* SET PROBLEM *
Please say how many lines of the listing hold "Consumers", with no other words in the answer.

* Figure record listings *
+ + + + +

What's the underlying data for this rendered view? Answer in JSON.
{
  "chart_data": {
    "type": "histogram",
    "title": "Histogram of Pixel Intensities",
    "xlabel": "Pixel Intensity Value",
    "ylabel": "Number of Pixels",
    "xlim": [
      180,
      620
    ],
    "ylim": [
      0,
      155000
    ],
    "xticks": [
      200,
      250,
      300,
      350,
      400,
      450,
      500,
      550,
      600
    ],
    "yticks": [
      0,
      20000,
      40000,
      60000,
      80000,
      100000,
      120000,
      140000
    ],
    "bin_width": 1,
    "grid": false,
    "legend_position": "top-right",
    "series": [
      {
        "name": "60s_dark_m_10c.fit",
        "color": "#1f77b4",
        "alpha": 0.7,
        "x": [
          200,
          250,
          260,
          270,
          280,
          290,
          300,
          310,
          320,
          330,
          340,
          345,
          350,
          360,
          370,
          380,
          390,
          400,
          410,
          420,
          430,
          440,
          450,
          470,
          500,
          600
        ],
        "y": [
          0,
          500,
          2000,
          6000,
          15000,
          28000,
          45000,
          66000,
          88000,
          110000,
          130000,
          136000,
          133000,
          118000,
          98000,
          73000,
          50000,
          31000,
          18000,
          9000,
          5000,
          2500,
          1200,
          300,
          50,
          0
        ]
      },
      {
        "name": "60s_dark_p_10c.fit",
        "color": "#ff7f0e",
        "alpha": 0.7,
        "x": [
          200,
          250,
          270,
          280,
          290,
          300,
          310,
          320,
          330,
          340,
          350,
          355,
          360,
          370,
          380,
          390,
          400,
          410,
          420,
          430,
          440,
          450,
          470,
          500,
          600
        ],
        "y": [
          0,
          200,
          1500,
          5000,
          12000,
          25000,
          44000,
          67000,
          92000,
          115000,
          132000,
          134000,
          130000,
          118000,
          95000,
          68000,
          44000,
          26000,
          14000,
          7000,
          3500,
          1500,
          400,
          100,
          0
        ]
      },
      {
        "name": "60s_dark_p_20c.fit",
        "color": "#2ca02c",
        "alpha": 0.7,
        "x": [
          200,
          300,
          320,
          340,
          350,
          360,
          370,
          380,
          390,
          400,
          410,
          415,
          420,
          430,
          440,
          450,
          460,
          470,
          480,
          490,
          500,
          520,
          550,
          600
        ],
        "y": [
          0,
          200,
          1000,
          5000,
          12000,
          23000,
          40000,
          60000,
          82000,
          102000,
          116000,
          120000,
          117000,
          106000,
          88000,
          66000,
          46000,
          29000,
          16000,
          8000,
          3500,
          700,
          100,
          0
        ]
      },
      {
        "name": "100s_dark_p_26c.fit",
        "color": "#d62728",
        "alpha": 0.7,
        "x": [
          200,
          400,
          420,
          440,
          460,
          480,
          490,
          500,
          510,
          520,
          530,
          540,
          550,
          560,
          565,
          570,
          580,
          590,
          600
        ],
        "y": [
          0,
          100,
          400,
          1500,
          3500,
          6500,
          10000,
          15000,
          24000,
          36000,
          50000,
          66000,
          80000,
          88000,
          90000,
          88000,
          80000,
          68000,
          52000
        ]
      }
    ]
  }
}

+ + + + +

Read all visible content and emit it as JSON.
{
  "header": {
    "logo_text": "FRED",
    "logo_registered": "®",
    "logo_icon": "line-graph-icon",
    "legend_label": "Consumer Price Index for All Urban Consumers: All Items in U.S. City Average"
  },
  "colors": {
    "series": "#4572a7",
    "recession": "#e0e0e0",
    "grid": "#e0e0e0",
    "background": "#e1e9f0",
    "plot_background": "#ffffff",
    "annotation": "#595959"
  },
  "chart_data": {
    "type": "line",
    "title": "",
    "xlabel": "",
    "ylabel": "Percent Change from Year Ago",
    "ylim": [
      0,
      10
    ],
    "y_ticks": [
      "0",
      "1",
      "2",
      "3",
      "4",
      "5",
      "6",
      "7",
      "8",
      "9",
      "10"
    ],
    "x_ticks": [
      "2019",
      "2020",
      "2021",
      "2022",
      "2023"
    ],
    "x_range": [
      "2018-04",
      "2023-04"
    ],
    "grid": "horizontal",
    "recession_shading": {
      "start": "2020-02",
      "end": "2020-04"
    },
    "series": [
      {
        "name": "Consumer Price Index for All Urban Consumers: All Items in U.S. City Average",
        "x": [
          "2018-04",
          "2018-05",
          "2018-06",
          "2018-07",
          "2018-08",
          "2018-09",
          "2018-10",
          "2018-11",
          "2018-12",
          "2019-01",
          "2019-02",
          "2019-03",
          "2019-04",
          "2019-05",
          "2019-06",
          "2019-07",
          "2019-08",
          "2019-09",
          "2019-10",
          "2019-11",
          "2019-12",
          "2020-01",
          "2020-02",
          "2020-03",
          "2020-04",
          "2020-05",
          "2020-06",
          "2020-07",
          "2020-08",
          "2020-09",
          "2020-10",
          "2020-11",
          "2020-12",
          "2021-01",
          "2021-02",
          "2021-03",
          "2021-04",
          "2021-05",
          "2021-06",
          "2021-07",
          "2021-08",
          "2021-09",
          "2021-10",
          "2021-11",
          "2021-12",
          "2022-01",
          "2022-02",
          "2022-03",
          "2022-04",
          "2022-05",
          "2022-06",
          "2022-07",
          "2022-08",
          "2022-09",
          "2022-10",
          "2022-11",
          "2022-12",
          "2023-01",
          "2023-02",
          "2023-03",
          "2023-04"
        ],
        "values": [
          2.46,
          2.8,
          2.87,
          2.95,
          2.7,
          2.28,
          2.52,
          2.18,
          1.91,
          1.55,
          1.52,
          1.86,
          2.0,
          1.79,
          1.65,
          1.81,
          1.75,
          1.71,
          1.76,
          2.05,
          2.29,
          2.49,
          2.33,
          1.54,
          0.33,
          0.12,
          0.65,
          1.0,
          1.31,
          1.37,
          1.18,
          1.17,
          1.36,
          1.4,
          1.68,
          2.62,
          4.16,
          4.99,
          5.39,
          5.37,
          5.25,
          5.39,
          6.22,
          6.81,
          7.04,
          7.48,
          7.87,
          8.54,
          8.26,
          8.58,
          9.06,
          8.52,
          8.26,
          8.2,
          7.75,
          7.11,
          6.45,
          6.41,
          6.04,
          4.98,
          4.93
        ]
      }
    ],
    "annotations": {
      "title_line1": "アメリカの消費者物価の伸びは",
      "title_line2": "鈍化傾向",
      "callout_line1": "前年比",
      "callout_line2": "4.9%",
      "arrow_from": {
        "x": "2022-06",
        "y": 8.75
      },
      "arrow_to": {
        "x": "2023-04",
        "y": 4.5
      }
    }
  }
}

+ + + + +

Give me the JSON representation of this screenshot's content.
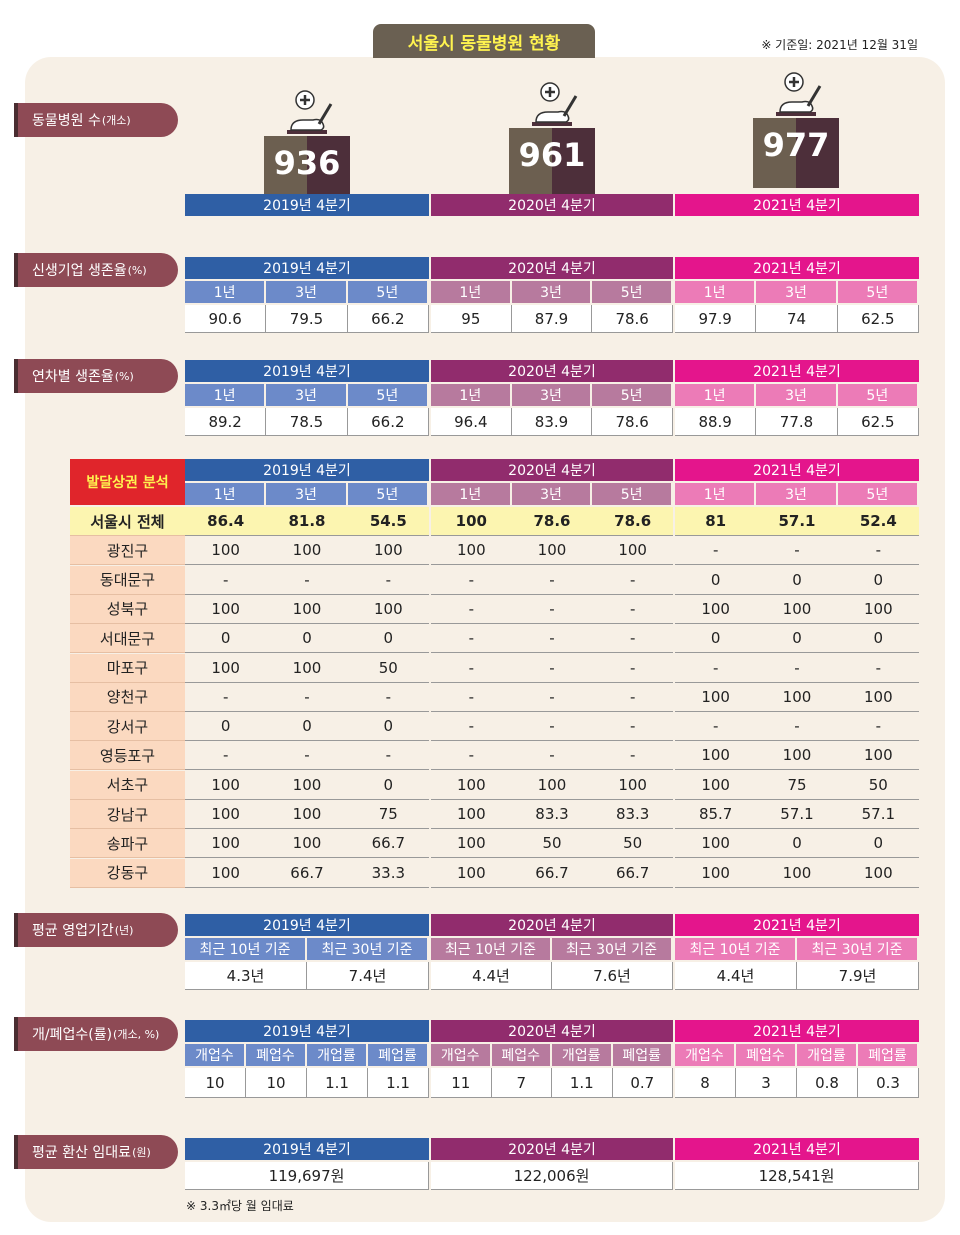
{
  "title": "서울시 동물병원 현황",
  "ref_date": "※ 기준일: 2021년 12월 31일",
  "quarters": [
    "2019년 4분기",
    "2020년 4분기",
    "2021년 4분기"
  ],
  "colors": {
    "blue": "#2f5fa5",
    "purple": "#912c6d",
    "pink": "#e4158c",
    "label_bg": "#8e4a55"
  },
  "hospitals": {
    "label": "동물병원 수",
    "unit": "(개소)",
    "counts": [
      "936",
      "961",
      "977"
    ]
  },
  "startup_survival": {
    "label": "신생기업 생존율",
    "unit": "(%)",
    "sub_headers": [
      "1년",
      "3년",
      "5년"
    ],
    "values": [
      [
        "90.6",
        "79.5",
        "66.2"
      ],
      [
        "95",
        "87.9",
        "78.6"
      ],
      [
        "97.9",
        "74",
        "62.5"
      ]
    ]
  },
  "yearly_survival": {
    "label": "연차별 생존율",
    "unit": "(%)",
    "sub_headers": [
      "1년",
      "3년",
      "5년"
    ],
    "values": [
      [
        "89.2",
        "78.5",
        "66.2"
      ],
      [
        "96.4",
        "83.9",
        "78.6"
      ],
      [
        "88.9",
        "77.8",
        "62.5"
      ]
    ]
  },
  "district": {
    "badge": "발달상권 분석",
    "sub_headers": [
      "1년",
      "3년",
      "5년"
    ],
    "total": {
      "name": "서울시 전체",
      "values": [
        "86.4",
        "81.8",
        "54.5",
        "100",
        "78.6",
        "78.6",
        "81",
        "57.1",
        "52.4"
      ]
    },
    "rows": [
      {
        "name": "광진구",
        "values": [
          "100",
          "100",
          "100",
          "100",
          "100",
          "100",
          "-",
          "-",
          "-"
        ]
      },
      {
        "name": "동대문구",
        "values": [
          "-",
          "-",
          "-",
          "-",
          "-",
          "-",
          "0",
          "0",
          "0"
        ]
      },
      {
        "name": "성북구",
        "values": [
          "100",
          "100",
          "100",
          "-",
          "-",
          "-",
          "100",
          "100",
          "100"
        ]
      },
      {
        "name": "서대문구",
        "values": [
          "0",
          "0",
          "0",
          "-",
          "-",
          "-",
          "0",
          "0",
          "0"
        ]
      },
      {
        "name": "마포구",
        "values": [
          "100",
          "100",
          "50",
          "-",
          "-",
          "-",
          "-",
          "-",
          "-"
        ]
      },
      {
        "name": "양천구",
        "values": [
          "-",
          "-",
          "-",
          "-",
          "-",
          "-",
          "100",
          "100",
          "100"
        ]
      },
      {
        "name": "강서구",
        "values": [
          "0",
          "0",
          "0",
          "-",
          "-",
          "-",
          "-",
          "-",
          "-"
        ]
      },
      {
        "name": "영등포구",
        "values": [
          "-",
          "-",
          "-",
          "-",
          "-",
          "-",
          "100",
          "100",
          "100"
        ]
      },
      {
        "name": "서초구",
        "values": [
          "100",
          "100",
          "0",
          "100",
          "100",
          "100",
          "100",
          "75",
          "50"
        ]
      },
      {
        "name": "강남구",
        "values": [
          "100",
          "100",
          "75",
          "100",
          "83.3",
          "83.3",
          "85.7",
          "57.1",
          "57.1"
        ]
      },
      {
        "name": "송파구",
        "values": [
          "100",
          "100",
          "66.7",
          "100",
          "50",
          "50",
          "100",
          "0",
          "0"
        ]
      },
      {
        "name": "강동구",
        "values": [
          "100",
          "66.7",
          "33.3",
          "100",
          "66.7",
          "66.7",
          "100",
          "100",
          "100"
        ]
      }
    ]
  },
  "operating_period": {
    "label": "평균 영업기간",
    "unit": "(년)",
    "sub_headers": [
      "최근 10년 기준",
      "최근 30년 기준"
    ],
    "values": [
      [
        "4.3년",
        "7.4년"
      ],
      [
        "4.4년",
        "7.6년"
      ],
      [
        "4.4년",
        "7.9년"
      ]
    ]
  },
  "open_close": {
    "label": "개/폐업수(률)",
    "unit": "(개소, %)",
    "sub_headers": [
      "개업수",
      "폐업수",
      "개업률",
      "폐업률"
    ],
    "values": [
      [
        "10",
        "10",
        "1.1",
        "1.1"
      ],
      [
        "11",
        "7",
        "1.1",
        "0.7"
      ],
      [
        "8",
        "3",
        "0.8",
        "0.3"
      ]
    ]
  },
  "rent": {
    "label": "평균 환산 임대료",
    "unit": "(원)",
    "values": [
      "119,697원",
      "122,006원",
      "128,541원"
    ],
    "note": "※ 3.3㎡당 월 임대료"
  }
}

+ + + + +

* REPLY *
2